-- Start LISTING --

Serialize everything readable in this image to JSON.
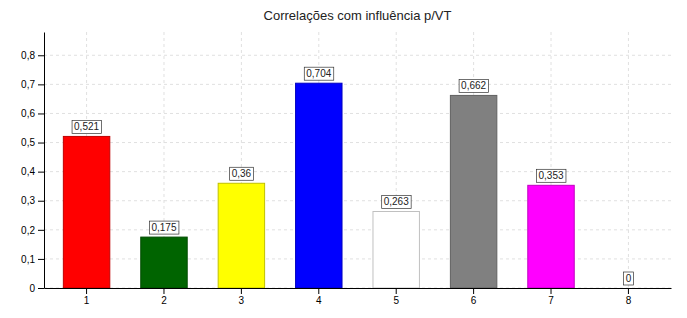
{
  "chart_data": {
    "type": "bar",
    "title": "Correlações com influência p/VT",
    "categories": [
      "1",
      "2",
      "3",
      "4",
      "5",
      "6",
      "7",
      "8"
    ],
    "values": [
      0.521,
      0.175,
      0.36,
      0.704,
      0.263,
      0.662,
      0.353,
      0
    ],
    "value_labels": [
      "0,521",
      "0,175",
      "0,36",
      "0,704",
      "0,263",
      "0,662",
      "0,353",
      "0"
    ],
    "colors": [
      "#ff0000",
      "#006400",
      "#ffff00",
      "#0000ff",
      "#ffffff",
      "#808080",
      "#ff00ff",
      "#ffffff"
    ],
    "ylim": [
      0,
      0.88
    ],
    "yticks": [
      0,
      {
        "value": 0.1,
        "label": "0,1"
      },
      {
        "value": 0.2,
        "label": "0,2"
      },
      {
        "value": 0.3,
        "label": "0,3"
      },
      {
        "value": 0.4,
        "label": "0,4"
      },
      {
        "value": 0.5,
        "label": "0,5"
      },
      {
        "value": 0.6,
        "label": "0,6"
      },
      {
        "value": 0.7,
        "label": "0,7"
      },
      {
        "value": 0.8,
        "label": "0,8"
      }
    ],
    "grid": true,
    "data_labels": true
  }
}
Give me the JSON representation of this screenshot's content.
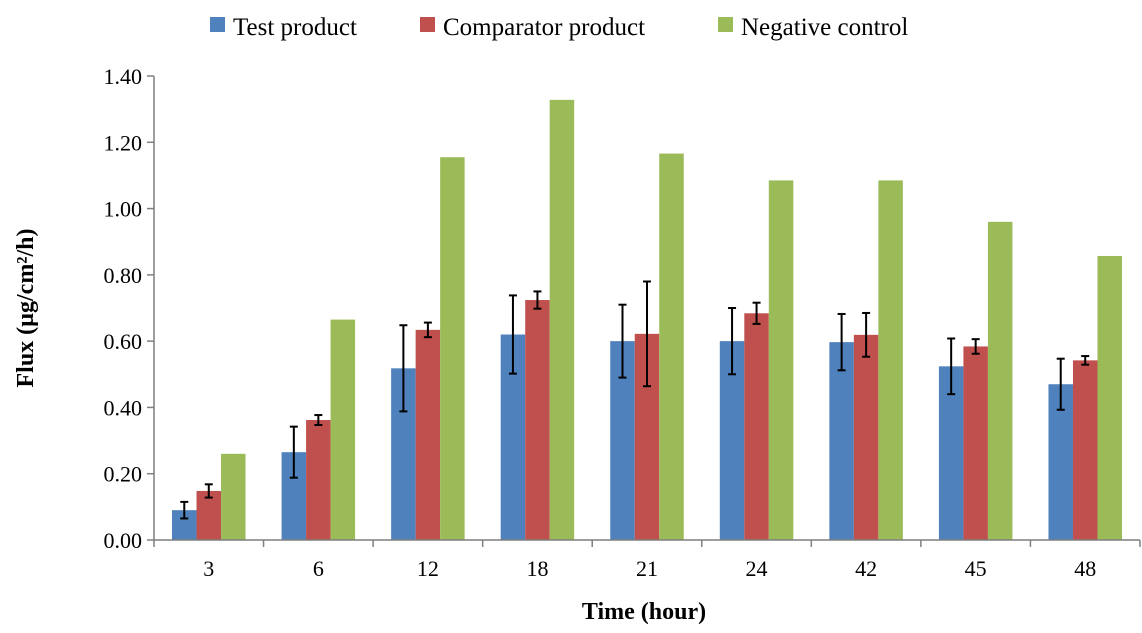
{
  "chart_data": {
    "type": "bar",
    "xlabel": "Time (hour)",
    "ylabel": "Flux (µg/cm²/h)",
    "ylim": [
      0,
      1.4
    ],
    "ytick_step": 0.2,
    "yticks": [
      "0.00",
      "0.20",
      "0.40",
      "0.60",
      "0.80",
      "1.00",
      "1.20",
      "1.40"
    ],
    "categories": [
      "3",
      "6",
      "12",
      "18",
      "21",
      "24",
      "42",
      "45",
      "48"
    ],
    "legend_position": "top",
    "grid": false,
    "series": [
      {
        "name": "Test product",
        "color": "#4F81BD",
        "values": [
          0.09,
          0.265,
          0.518,
          0.62,
          0.6,
          0.6,
          0.597,
          0.524,
          0.47
        ],
        "errors": [
          0.025,
          0.077,
          0.13,
          0.118,
          0.11,
          0.1,
          0.085,
          0.084,
          0.077
        ]
      },
      {
        "name": "Comparator product",
        "color": "#C0504D",
        "values": [
          0.148,
          0.362,
          0.634,
          0.724,
          0.622,
          0.684,
          0.619,
          0.584,
          0.542
        ],
        "errors": [
          0.02,
          0.015,
          0.022,
          0.026,
          0.158,
          0.032,
          0.066,
          0.022,
          0.013
        ]
      },
      {
        "name": "Negative control",
        "color": "#9BBB59",
        "values": [
          0.26,
          0.665,
          1.155,
          1.328,
          1.166,
          1.085,
          1.085,
          0.96,
          0.857
        ],
        "errors": null
      }
    ]
  }
}
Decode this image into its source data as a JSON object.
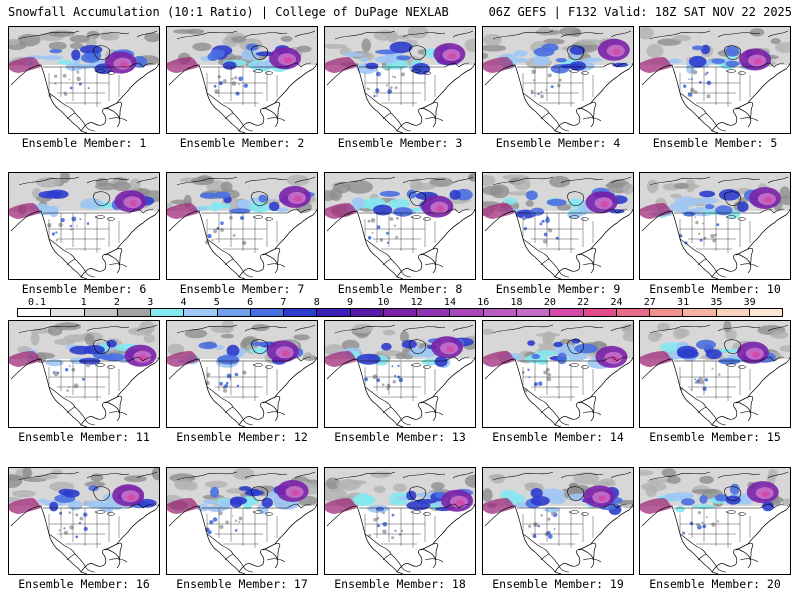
{
  "header": {
    "title": "Snowfall Accumulation (10:1 Ratio) | College of DuPage NEXLAB",
    "run_info": "06Z GEFS | F132 Valid: 18Z SAT NOV 22 2025"
  },
  "colorbar": {
    "labels": [
      "0.1",
      "1",
      "2",
      "3",
      "4",
      "5",
      "6",
      "7",
      "8",
      "9",
      "10",
      "12",
      "14",
      "16",
      "18",
      "20",
      "22",
      "24",
      "27",
      "31",
      "35",
      "39"
    ],
    "colors": [
      "#ffffff",
      "#e2e2e2",
      "#c4c4c4",
      "#a3a3a3",
      "#84e8f0",
      "#9ec7f4",
      "#6f9fe8",
      "#4a6fe0",
      "#2c3ccc",
      "#3b1fb8",
      "#5a1aa8",
      "#7a22a8",
      "#8e34b0",
      "#a847b8",
      "#b85cc0",
      "#c46bc8",
      "#d44aa8",
      "#e04c8c",
      "#e86b8a",
      "#ef8f8e",
      "#f4b3a3",
      "#f8d2bd",
      "#fbe6d2"
    ]
  },
  "panels": [
    {
      "caption": "Ensemble Member: 1"
    },
    {
      "caption": "Ensemble Member: 2"
    },
    {
      "caption": "Ensemble Member: 3"
    },
    {
      "caption": "Ensemble Member: 4"
    },
    {
      "caption": "Ensemble Member: 5"
    },
    {
      "caption": "Ensemble Member: 6"
    },
    {
      "caption": "Ensemble Member: 7"
    },
    {
      "caption": "Ensemble Member: 8"
    },
    {
      "caption": "Ensemble Member: 9"
    },
    {
      "caption": "Ensemble Member: 10"
    },
    {
      "caption": "Ensemble Member: 11"
    },
    {
      "caption": "Ensemble Member: 12"
    },
    {
      "caption": "Ensemble Member: 13"
    },
    {
      "caption": "Ensemble Member: 14"
    },
    {
      "caption": "Ensemble Member: 15"
    },
    {
      "caption": "Ensemble Member: 16"
    },
    {
      "caption": "Ensemble Member: 17"
    },
    {
      "caption": "Ensemble Member: 18"
    },
    {
      "caption": "Ensemble Member: 19"
    },
    {
      "caption": "Ensemble Member: 20"
    }
  ]
}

-- End LISTING --

(EXERCISE):
Return the whole listing, word for word, and leave out every picture.

(RESULT):
Serialize everything readable in this image to JSON.
{
  "chart_data": {
    "type": "bar",
    "title": "Correlações com influência p/VT",
    "categories": [
      "1",
      "2",
      "3",
      "4",
      "5",
      "6",
      "7",
      "8"
    ],
    "values": [
      0.521,
      0.175,
      0.36,
      0.704,
      0.263,
      0.662,
      0.353,
      0
    ],
    "value_labels": [
      "0,521",
      "0,175",
      "0,36",
      "0,704",
      "0,263",
      "0,662",
      "0,353",
      "0"
    ],
    "colors": [
      "#ff0000",
      "#006400",
      "#ffff00",
      "#0000ff",
      "#ffffff",
      "#808080",
      "#ff00ff",
      "#ffffff"
    ],
    "ylim": [
      0,
      0.88
    ],
    "yticks": [
      0,
      {
        "value": 0.1,
        "label": "0,1"
      },
      {
        "value": 0.2,
        "label": "0,2"
      },
      {
        "value": 0.3,
        "label": "0,3"
      },
      {
        "value": 0.4,
        "label": "0,4"
      },
      {
        "value": 0.5,
        "label": "0,5"
      },
      {
        "value": 0.6,
        "label": "0,6"
      },
      {
        "value": 0.7,
        "label": "0,7"
      },
      {
        "value": 0.8,
        "label": "0,8"
      }
    ],
    "grid": true,
    "data_labels": true
  }
}
Give me the JSON representation of this screenshot's content.
{
  "chart_data": {
    "type": "bar",
    "xlabel": "Time (hour)",
    "ylabel": "Flux (µg/cm²/h)",
    "ylim": [
      0,
      1.4
    ],
    "ytick_step": 0.2,
    "yticks": [
      "0.00",
      "0.20",
      "0.40",
      "0.60",
      "0.80",
      "1.00",
      "1.20",
      "1.40"
    ],
    "categories": [
      "3",
      "6",
      "12",
      "18",
      "21",
      "24",
      "42",
      "45",
      "48"
    ],
    "legend_position": "top",
    "grid": false,
    "series": [
      {
        "name": "Test product",
        "color": "#4F81BD",
        "values": [
          0.09,
          0.265,
          0.518,
          0.62,
          0.6,
          0.6,
          0.597,
          0.524,
          0.47
        ],
        "errors": [
          0.025,
          0.077,
          0.13,
          0.118,
          0.11,
          0.1,
          0.085,
          0.084,
          0.077
        ]
      },
      {
        "name": "Comparator product",
        "color": "#C0504D",
        "values": [
          0.148,
          0.362,
          0.634,
          0.724,
          0.622,
          0.684,
          0.619,
          0.584,
          0.542
        ],
        "errors": [
          0.02,
          0.015,
          0.022,
          0.026,
          0.158,
          0.032,
          0.066,
          0.022,
          0.013
        ]
      },
      {
        "name": "Negative control",
        "color": "#9BBB59",
        "values": [
          0.26,
          0.665,
          1.155,
          1.328,
          1.166,
          1.085,
          1.085,
          0.96,
          0.857
        ],
        "errors": null
      }
    ]
  }
}
Decode this image into its source data as a JSON object.
{
  "header": {
    "title": "Snowfall Accumulation (10:1 Ratio) | College of DuPage NEXLAB",
    "run_info": "06Z GEFS | F132 Valid: 18Z SAT NOV 22 2025"
  },
  "colorbar": {
    "labels": [
      "0.1",
      "1",
      "2",
      "3",
      "4",
      "5",
      "6",
      "7",
      "8",
      "9",
      "10",
      "12",
      "14",
      "16",
      "18",
      "20",
      "22",
      "24",
      "27",
      "31",
      "35",
      "39"
    ],
    "colors": [
      "#ffffff",
      "#e2e2e2",
      "#c4c4c4",
      "#a3a3a3",
      "#84e8f0",
      "#9ec7f4",
      "#6f9fe8",
      "#4a6fe0",
      "#2c3ccc",
      "#3b1fb8",
      "#5a1aa8",
      "#7a22a8",
      "#8e34b0",
      "#a847b8",
      "#b85cc0",
      "#c46bc8",
      "#d44aa8",
      "#e04c8c",
      "#e86b8a",
      "#ef8f8e",
      "#f4b3a3",
      "#f8d2bd",
      "#fbe6d2"
    ]
  },
  "panels": [
    {
      "caption": "Ensemble Member: 1"
    },
    {
      "caption": "Ensemble Member: 2"
    },
    {
      "caption": "Ensemble Member: 3"
    },
    {
      "caption": "Ensemble Member: 4"
    },
    {
      "caption": "Ensemble Member: 5"
    },
    {
      "caption": "Ensemble Member: 6"
    },
    {
      "caption": "Ensemble Member: 7"
    },
    {
      "caption": "Ensemble Member: 8"
    },
    {
      "caption": "Ensemble Member: 9"
    },
    {
      "caption": "Ensemble Member: 10"
    },
    {
      "caption": "Ensemble Member: 11"
    },
    {
      "caption": "Ensemble Member: 12"
    },
    {
      "caption": "Ensemble Member: 13"
    },
    {
      "caption": "Ensemble Member: 14"
    },
    {
      "caption": "Ensemble Member: 15"
    },
    {
      "caption": "Ensemble Member: 16"
    },
    {
      "caption": "Ensemble Member: 17"
    },
    {
      "caption": "Ensemble Member: 18"
    },
    {
      "caption": "Ensemble Member: 19"
    },
    {
      "caption": "Ensemble Member: 20"
    }
  ]
}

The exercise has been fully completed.